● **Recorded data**
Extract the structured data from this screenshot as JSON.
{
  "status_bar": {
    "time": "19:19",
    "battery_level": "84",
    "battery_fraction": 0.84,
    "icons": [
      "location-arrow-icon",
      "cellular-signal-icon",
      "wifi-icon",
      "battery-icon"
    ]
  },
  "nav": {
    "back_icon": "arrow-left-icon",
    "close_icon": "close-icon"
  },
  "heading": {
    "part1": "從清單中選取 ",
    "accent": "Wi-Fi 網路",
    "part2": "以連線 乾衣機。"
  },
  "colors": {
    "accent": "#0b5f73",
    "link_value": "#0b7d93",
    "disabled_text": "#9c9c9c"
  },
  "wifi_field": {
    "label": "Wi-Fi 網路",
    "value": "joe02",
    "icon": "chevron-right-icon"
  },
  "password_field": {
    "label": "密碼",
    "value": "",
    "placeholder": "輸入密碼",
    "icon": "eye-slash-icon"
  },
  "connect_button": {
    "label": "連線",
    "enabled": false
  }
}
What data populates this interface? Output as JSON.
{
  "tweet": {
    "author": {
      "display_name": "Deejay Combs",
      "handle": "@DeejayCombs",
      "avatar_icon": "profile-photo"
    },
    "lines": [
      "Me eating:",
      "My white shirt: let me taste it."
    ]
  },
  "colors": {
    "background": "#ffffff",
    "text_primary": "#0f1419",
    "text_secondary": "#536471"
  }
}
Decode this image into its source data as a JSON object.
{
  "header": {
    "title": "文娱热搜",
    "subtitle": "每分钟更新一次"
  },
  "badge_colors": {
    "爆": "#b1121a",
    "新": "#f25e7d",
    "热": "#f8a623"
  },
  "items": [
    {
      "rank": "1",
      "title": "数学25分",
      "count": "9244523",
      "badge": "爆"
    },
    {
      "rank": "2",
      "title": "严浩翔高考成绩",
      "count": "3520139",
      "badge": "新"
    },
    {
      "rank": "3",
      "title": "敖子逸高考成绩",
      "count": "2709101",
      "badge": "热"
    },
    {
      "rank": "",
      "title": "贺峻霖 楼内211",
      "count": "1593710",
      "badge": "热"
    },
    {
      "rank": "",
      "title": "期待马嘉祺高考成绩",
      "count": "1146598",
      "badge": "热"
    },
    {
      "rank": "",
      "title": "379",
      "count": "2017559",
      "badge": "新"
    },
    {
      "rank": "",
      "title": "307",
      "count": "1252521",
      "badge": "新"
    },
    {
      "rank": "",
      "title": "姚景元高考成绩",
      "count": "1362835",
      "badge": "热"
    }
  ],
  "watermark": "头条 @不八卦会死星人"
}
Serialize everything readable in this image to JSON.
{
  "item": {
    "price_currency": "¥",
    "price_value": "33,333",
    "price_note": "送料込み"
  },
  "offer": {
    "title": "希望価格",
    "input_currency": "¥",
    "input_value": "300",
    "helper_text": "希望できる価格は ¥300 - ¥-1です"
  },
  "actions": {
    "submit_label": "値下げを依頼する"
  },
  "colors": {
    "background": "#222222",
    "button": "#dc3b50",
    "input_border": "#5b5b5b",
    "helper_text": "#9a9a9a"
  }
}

● **What is required**
Copy each line of the data above that holds "JSON".

● **Solution**
Extract the structured data from this screenshot as JSON.
What data populates this interface? Output as JSON.
Decode this image into its source data as a JSON object.
Serialize everything readable in this image to JSON.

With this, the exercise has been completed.